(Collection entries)
* * * * * * *
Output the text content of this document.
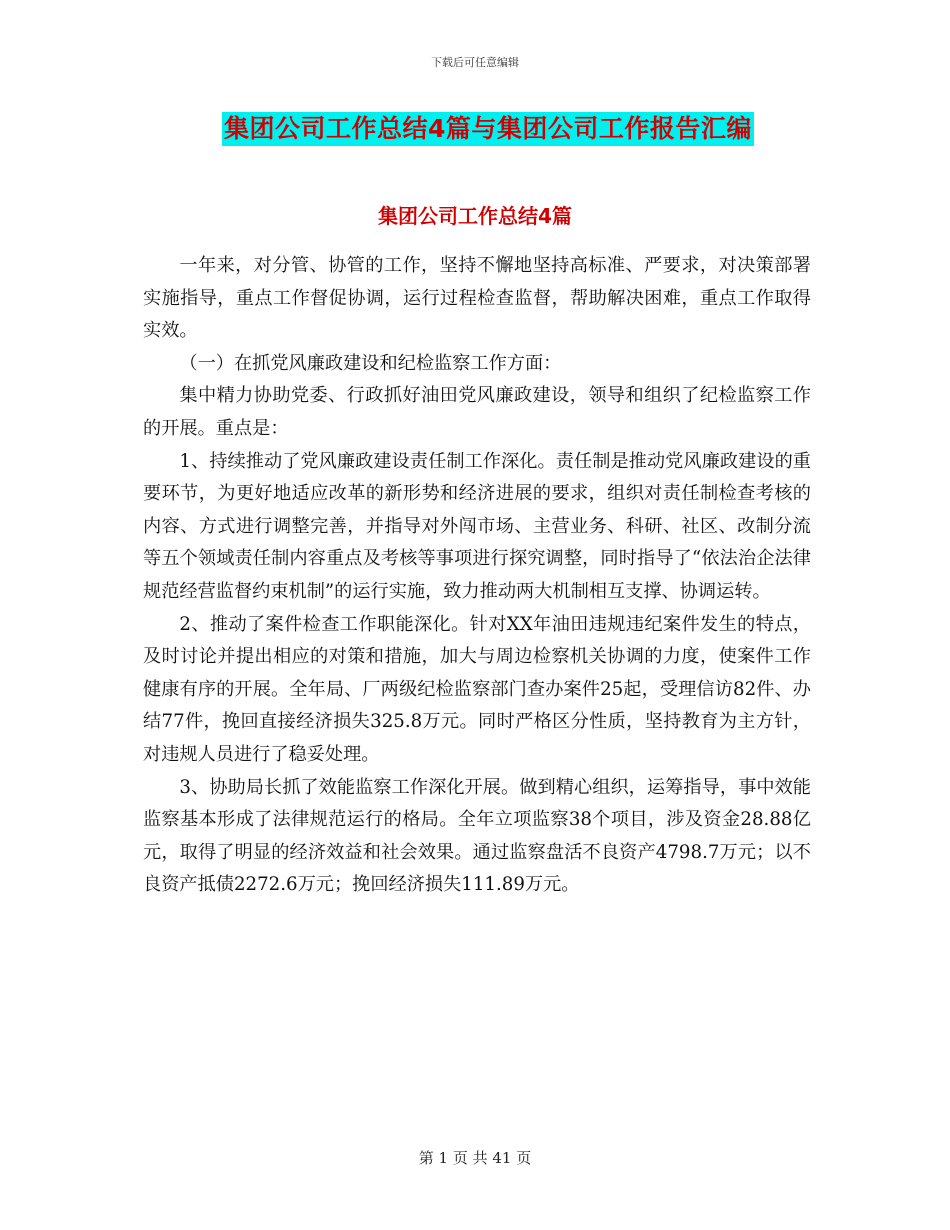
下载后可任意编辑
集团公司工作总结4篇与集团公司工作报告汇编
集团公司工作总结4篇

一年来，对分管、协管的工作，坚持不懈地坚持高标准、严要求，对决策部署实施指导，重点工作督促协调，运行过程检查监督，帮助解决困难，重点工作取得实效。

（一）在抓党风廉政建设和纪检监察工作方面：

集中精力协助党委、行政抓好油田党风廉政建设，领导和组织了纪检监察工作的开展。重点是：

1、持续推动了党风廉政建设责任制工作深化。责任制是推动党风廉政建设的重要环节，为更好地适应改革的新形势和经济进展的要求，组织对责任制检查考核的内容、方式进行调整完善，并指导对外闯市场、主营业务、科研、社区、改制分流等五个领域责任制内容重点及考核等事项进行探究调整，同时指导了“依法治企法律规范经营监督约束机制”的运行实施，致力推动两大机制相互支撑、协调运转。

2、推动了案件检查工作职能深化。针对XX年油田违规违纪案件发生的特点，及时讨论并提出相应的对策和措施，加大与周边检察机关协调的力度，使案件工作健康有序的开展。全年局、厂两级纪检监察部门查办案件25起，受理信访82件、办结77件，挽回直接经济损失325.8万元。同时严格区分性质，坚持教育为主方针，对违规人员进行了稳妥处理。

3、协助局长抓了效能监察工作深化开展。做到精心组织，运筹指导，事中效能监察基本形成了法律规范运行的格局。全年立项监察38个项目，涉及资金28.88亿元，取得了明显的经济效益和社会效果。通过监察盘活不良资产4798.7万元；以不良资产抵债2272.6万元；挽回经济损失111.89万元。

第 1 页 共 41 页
* * * * * * *
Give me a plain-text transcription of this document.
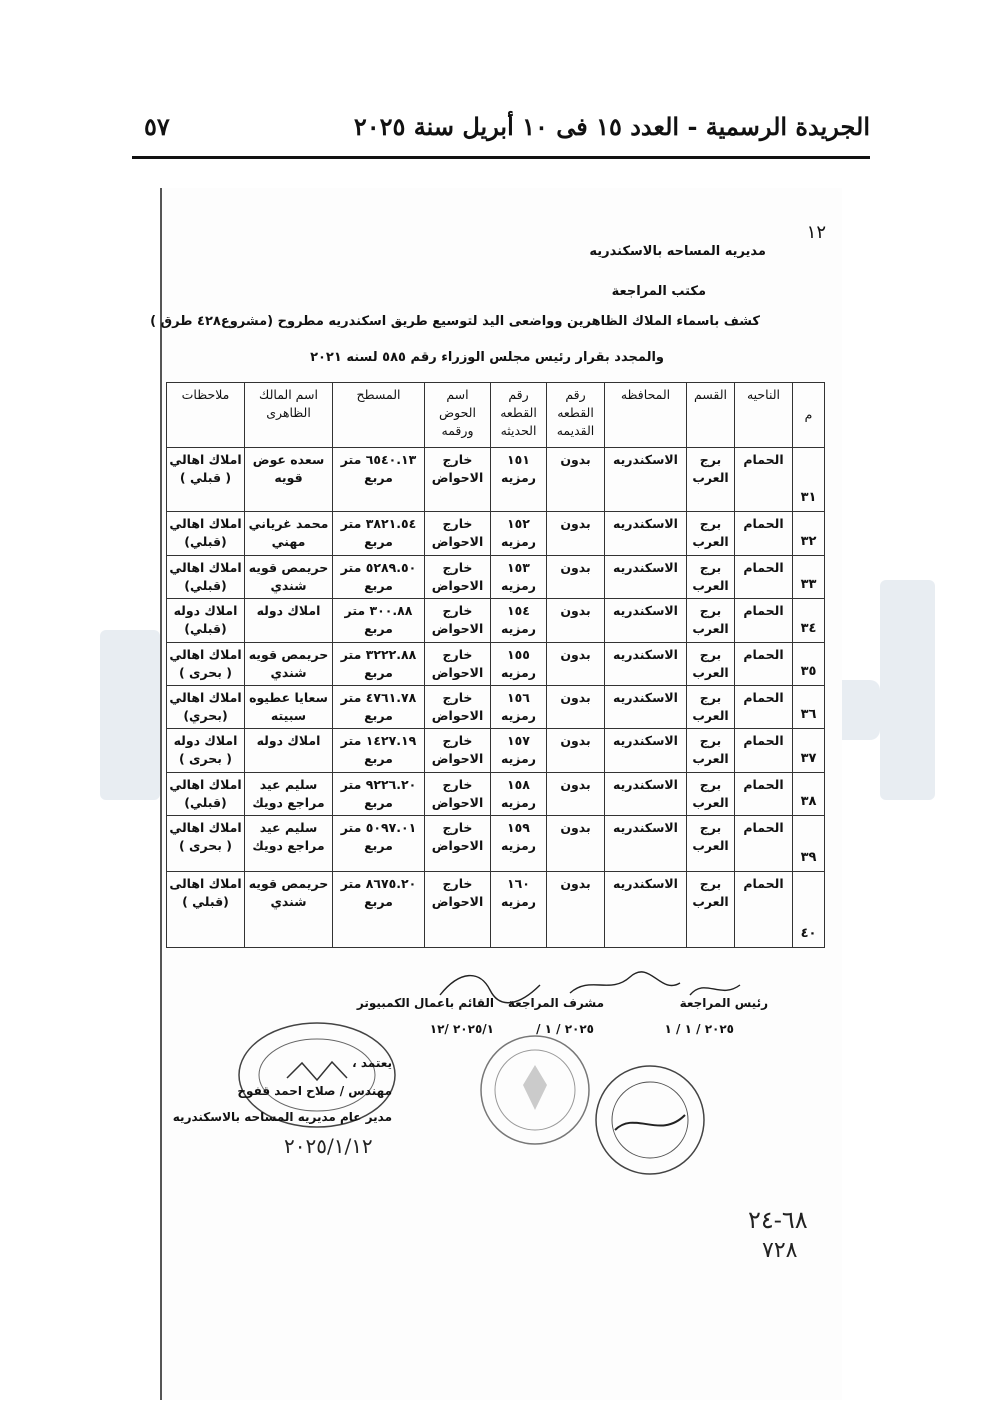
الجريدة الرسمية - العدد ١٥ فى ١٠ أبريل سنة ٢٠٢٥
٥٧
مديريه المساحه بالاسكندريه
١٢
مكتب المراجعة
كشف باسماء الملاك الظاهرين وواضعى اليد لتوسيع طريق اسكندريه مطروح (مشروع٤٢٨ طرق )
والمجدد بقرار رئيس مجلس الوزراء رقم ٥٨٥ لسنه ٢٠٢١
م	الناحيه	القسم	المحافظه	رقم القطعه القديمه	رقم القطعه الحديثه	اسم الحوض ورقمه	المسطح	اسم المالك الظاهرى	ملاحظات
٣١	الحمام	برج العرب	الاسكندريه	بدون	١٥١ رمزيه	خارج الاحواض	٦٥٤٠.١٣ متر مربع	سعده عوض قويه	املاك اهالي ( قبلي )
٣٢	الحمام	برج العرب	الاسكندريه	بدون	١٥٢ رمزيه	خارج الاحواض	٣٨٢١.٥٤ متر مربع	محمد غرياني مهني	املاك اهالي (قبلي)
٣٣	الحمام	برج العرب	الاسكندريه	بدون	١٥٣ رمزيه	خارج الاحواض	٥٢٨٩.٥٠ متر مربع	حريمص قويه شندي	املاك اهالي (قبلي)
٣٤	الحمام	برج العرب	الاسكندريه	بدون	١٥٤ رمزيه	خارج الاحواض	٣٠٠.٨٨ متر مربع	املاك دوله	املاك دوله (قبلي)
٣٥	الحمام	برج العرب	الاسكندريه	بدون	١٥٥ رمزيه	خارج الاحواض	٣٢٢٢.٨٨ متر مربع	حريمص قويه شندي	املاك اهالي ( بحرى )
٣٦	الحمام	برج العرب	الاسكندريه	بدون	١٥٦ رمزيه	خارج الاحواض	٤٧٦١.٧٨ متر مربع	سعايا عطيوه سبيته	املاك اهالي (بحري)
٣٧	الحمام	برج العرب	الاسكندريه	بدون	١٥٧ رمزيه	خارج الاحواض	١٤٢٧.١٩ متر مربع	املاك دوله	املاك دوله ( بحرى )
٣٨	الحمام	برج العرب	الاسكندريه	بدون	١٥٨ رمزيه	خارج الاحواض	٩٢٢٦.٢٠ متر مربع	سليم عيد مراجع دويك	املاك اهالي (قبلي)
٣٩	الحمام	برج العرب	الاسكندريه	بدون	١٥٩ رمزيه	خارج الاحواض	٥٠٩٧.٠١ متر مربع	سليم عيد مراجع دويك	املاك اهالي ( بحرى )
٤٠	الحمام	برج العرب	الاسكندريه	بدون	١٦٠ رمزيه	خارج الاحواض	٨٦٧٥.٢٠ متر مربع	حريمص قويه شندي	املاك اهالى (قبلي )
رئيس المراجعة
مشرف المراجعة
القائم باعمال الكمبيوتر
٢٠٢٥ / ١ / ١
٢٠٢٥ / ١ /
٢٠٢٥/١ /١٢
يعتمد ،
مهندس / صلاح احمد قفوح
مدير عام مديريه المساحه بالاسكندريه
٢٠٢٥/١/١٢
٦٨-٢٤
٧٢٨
* * * * * * *
Exercise prompt: Copy out each line of the records that holds the string "رئيس".

Solution to this problem:
والمجدد بقرار رئيس مجلس الوزراء رقم ٥٨٥ لسنه ٢٠٢١
رئيس المراجعة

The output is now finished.